■ GIVEN EXERCISE: Go through the records and show each line where the word "JSON" occurs.

■ DATA TO USE:

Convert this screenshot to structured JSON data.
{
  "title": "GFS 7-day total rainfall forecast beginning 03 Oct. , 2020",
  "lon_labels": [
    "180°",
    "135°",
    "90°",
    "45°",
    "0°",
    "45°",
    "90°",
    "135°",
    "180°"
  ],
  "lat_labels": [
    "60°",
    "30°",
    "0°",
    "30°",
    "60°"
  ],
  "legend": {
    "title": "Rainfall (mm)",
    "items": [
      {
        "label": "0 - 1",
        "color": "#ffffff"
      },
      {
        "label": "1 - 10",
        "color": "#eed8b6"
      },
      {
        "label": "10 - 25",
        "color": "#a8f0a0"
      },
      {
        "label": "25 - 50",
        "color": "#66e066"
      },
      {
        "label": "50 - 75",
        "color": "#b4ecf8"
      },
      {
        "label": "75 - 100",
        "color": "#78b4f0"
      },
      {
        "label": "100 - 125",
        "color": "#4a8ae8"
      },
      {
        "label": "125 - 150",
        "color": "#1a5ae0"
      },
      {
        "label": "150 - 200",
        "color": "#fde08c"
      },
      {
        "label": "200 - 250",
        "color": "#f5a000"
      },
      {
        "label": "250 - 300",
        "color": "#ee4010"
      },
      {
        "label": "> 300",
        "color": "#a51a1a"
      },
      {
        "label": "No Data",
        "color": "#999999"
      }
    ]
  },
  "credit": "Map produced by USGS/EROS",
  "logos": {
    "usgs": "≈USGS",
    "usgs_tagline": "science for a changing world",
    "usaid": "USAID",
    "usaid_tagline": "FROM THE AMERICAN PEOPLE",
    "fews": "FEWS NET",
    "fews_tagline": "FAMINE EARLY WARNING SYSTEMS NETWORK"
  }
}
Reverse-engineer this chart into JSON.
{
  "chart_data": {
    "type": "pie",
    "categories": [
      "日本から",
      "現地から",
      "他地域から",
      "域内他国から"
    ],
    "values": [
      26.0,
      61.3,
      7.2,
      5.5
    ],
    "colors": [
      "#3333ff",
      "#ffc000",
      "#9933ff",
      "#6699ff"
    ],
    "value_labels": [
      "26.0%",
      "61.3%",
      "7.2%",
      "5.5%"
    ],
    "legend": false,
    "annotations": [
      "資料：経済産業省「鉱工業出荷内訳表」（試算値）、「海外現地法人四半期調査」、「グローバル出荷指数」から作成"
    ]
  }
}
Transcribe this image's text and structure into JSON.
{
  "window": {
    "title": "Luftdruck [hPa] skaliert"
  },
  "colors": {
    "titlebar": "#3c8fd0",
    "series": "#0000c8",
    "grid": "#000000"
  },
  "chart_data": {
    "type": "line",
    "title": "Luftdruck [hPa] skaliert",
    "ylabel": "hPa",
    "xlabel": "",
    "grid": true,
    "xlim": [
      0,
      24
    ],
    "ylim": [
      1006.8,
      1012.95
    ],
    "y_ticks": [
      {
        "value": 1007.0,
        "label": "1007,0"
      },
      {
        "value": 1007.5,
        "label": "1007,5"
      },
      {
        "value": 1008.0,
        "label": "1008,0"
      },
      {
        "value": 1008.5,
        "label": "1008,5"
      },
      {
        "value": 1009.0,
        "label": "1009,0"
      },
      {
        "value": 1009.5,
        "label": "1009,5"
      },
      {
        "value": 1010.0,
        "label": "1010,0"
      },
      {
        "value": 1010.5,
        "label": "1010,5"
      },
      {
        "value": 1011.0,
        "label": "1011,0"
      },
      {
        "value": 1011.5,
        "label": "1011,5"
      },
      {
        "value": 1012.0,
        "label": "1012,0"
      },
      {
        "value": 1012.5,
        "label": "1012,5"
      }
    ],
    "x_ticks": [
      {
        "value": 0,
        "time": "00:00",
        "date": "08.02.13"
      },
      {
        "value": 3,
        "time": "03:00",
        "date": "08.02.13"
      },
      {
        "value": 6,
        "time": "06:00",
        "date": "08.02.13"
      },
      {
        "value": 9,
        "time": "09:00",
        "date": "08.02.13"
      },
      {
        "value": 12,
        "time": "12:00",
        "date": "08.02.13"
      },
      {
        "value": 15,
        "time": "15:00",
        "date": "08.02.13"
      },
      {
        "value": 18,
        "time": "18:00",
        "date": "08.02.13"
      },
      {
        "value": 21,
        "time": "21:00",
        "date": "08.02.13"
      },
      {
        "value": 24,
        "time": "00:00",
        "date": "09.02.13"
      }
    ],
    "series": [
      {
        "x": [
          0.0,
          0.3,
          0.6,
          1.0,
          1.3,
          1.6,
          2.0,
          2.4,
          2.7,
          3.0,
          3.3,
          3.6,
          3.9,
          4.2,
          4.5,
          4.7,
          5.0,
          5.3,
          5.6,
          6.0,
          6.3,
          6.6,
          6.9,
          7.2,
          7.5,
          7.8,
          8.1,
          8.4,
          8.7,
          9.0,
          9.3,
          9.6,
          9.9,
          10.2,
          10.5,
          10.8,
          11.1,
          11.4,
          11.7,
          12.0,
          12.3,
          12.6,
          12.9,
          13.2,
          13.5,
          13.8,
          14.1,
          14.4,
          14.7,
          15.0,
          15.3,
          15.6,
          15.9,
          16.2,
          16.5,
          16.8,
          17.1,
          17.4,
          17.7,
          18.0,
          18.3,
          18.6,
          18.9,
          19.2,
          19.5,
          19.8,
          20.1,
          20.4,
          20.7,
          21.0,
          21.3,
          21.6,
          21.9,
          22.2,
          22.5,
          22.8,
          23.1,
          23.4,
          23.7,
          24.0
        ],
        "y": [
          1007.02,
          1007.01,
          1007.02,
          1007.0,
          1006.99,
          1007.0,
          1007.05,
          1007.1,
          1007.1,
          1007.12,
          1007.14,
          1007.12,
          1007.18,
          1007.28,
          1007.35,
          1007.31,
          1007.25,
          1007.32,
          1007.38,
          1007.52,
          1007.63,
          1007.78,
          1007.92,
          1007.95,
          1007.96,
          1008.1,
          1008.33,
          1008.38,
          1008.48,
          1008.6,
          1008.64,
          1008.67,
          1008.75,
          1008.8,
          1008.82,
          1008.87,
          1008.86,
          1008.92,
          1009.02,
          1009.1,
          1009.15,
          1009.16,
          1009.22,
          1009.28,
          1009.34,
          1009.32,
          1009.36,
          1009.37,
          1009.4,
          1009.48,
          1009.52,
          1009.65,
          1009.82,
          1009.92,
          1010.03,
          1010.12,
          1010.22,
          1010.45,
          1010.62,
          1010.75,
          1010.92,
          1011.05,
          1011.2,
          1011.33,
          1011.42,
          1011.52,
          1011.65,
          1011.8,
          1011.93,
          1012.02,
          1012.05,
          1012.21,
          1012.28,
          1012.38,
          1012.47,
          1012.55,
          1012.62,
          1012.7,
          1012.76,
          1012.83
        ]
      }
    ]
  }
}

■ RESULT:
Convert this screenshot to structured JSON data.
Reverse-engineer this chart into JSON.
Transcribe this image's text and structure into JSON.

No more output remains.